Written exercise:
Write out every entry exactly as it stands.

** start of Record extracts **

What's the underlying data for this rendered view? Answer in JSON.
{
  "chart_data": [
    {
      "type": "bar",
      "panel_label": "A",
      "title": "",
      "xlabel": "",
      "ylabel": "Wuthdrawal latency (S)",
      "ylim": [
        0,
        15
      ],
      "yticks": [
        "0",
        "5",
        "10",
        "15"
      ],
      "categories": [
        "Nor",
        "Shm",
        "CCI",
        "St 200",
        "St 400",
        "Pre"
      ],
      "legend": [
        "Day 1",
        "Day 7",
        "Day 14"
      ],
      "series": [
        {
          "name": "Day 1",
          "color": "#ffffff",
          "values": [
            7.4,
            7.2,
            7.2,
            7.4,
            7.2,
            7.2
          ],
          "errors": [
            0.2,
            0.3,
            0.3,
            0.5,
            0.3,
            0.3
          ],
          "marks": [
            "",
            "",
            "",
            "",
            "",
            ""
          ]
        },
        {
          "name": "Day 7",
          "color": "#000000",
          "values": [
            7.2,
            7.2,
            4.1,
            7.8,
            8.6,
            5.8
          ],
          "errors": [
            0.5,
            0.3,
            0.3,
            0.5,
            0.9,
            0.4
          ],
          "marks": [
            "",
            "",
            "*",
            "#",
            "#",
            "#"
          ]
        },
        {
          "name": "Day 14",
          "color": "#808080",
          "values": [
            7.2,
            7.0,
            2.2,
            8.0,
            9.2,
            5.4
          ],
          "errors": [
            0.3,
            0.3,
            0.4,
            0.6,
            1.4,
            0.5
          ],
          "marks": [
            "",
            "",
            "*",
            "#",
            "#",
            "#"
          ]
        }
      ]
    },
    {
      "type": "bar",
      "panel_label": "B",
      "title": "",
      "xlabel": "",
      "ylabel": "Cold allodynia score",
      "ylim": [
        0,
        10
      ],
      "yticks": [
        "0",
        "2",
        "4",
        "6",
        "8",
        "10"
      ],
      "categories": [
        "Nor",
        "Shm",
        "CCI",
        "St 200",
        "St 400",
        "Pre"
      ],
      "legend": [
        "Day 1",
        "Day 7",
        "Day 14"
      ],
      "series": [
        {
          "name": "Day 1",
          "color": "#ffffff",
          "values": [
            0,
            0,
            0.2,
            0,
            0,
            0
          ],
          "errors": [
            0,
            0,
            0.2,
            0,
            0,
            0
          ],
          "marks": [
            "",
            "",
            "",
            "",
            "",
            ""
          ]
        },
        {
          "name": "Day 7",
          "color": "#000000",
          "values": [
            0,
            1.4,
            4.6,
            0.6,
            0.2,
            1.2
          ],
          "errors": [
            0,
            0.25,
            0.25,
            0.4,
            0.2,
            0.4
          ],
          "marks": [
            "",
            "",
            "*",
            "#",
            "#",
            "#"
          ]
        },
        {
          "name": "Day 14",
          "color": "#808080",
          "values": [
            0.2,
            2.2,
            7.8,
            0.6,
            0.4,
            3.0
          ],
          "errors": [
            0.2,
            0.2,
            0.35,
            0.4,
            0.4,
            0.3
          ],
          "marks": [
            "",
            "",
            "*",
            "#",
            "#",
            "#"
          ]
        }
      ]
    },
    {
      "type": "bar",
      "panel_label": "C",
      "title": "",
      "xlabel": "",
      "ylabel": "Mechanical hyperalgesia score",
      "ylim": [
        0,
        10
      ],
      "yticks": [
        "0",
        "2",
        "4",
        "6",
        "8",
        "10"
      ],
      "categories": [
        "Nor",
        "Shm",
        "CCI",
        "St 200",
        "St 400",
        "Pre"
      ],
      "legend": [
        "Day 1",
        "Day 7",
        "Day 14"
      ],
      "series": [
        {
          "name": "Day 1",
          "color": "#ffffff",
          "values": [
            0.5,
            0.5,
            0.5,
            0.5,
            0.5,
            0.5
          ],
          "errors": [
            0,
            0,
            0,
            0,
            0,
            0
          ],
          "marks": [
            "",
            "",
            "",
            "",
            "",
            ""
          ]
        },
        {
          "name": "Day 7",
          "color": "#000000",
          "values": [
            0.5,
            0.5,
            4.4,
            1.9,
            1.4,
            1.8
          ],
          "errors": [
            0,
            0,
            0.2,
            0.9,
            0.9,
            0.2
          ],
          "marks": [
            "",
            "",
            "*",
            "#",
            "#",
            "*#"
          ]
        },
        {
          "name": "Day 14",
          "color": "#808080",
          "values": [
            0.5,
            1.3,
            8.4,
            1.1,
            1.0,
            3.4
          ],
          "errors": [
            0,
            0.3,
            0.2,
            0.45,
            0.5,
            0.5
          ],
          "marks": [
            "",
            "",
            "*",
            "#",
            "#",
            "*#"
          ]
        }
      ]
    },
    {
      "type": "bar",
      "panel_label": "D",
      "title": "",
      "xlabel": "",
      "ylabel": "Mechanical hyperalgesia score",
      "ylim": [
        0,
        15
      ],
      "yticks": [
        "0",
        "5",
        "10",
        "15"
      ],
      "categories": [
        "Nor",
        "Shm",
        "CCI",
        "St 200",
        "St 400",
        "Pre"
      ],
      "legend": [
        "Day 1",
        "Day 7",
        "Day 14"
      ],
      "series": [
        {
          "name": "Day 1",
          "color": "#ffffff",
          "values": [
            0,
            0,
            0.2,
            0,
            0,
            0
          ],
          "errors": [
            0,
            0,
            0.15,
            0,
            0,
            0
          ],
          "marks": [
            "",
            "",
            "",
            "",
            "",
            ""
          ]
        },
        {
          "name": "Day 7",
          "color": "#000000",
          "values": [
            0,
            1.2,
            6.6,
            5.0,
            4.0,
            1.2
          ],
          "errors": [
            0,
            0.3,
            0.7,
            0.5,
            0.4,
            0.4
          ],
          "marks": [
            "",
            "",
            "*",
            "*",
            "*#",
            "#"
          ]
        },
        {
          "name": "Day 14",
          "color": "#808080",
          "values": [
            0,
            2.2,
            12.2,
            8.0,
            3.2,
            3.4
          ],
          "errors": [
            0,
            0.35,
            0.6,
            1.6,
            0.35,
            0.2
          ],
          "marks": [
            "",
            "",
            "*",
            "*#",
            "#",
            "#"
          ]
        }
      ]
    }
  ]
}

** end of Record extracts **

Solution for this exercise:
What's the underlying data for this rendered view? Answer in JSON.
{
  "chart_data": [
    {
      "type": "bar",
      "panel_label": "A",
      "title": "",
      "xlabel": "",
      "ylabel": "Wuthdrawal latency (S)",
      "ylim": [
        0,
        15
      ],
      "yticks": [
        "0",
        "5",
        "10",
        "15"
      ],
      "categories": [
        "Nor",
        "Shm",
        "CCI",
        "St 200",
        "St 400",
        "Pre"
      ],
      "legend": [
        "Day 1",
        "Day 7",
        "Day 14"
      ],
      "series": [
        {
          "name": "Day 1",
          "color": "#ffffff",
          "values": [
            7.4,
            7.2,
            7.2,
            7.4,
            7.2,
            7.2
          ],
          "errors": [
            0.2,
            0.3,
            0.3,
            0.5,
            0.3,
            0.3
          ],
          "marks": [
            "",
            "",
            "",
            "",
            "",
            ""
          ]
        },
        {
          "name": "Day 7",
          "color": "#000000",
          "values": [
            7.2,
            7.2,
            4.1,
            7.8,
            8.6,
            5.8
          ],
          "errors": [
            0.5,
            0.3,
            0.3,
            0.5,
            0.9,
            0.4
          ],
          "marks": [
            "",
            "",
            "*",
            "#",
            "#",
            "#"
          ]
        },
        {
          "name": "Day 14",
          "color": "#808080",
          "values": [
            7.2,
            7.0,
            2.2,
            8.0,
            9.2,
            5.4
          ],
          "errors": [
            0.3,
            0.3,
            0.4,
            0.6,
            1.4,
            0.5
          ],
          "marks": [
            "",
            "",
            "*",
            "#",
            "#",
            "#"
          ]
        }
      ]
    },
    {
      "type": "bar",
      "panel_label": "B",
      "title": "",
      "xlabel": "",
      "ylabel": "Cold allodynia score",
      "ylim": [
        0,
        10
      ],
      "yticks": [
        "0",
        "2",
        "4",
        "6",
        "8",
        "10"
      ],
      "categories": [
        "Nor",
        "Shm",
        "CCI",
        "St 200",
        "St 400",
        "Pre"
      ],
      "legend": [
        "Day 1",
        "Day 7",
        "Day 14"
      ],
      "series": [
        {
          "name": "Day 1",
          "color": "#ffffff",
          "values": [
            0,
            0,
            0.2,
            0,
            0,
            0
          ],
          "errors": [
            0,
            0,
            0.2,
            0,
            0,
            0
          ],
          "marks": [
            "",
            "",
            "",
            "",
            "",
            ""
          ]
        },
        {
          "name": "Day 7",
          "color": "#000000",
          "values": [
            0,
            1.4,
            4.6,
            0.6,
            0.2,
            1.2
          ],
          "errors": [
            0,
            0.25,
            0.25,
            0.4,
            0.2,
            0.4
          ],
          "marks": [
            "",
            "",
            "*",
            "#",
            "#",
            "#"
          ]
        },
        {
          "name": "Day 14",
          "color": "#808080",
          "values": [
            0.2,
            2.2,
            7.8,
            0.6,
            0.4,
            3.0
          ],
          "errors": [
            0.2,
            0.2,
            0.35,
            0.4,
            0.4,
            0.3
          ],
          "marks": [
            "",
            "",
            "*",
            "#",
            "#",
            "#"
          ]
        }
      ]
    },
    {
      "type": "bar",
      "panel_label": "C",
      "title": "",
      "xlabel": "",
      "ylabel": "Mechanical hyperalgesia score",
      "ylim": [
        0,
        10
      ],
      "yticks": [
        "0",
        "2",
        "4",
        "6",
        "8",
        "10"
      ],
      "categories": [
        "Nor",
        "Shm",
        "CCI",
        "St 200",
        "St 400",
        "Pre"
      ],
      "legend": [
        "Day 1",
        "Day 7",
        "Day 14"
      ],
      "series": [
        {
          "name": "Day 1",
          "color": "#ffffff",
          "values": [
            0.5,
            0.5,
            0.5,
            0.5,
            0.5,
            0.5
          ],
          "errors": [
            0,
            0,
            0,
            0,
            0,
            0
          ],
          "marks": [
            "",
            "",
            "",
            "",
            "",
            ""
          ]
        },
        {
          "name": "Day 7",
          "color": "#000000",
          "values": [
            0.5,
            0.5,
            4.4,
            1.9,
            1.4,
            1.8
          ],
          "errors": [
            0,
            0,
            0.2,
            0.9,
            0.9,
            0.2
          ],
          "marks": [
            "",
            "",
            "*",
            "#",
            "#",
            "*#"
          ]
        },
        {
          "name": "Day 14",
          "color": "#808080",
          "values": [
            0.5,
            1.3,
            8.4,
            1.1,
            1.0,
            3.4
          ],
          "errors": [
            0,
            0.3,
            0.2,
            0.45,
            0.5,
            0.5
          ],
          "marks": [
            "",
            "",
            "*",
            "#",
            "#",
            "*#"
          ]
        }
      ]
    },
    {
      "type": "bar",
      "panel_label": "D",
      "title": "",
      "xlabel": "",
      "ylabel": "Mechanical hyperalgesia score",
      "ylim": [
        0,
        15
      ],
      "yticks": [
        "0",
        "5",
        "10",
        "15"
      ],
      "categories": [
        "Nor",
        "Shm",
        "CCI",
        "St 200",
        "St 400",
        "Pre"
      ],
      "legend": [
        "Day 1",
        "Day 7",
        "Day 14"
      ],
      "series": [
        {
          "name": "Day 1",
          "color": "#ffffff",
          "values": [
            0,
            0,
            0.2,
            0,
            0,
            0
          ],
          "errors": [
            0,
            0,
            0.15,
            0,
            0,
            0
          ],
          "marks": [
            "",
            "",
            "",
            "",
            "",
            ""
          ]
        },
        {
          "name": "Day 7",
          "color": "#000000",
          "values": [
            0,
            1.2,
            6.6,
            5.0,
            4.0,
            1.2
          ],
          "errors": [
            0,
            0.3,
            0.7,
            0.5,
            0.4,
            0.4
          ],
          "marks": [
            "",
            "",
            "*",
            "*",
            "*#",
            "#"
          ]
        },
        {
          "name": "Day 14",
          "color": "#808080",
          "values": [
            0,
            2.2,
            12.2,
            8.0,
            3.2,
            3.4
          ],
          "errors": [
            0,
            0.35,
            0.6,
            1.6,
            0.35,
            0.2
          ],
          "marks": [
            "",
            "",
            "*",
            "*#",
            "#",
            "#"
          ]
        }
      ]
    }
  ]
}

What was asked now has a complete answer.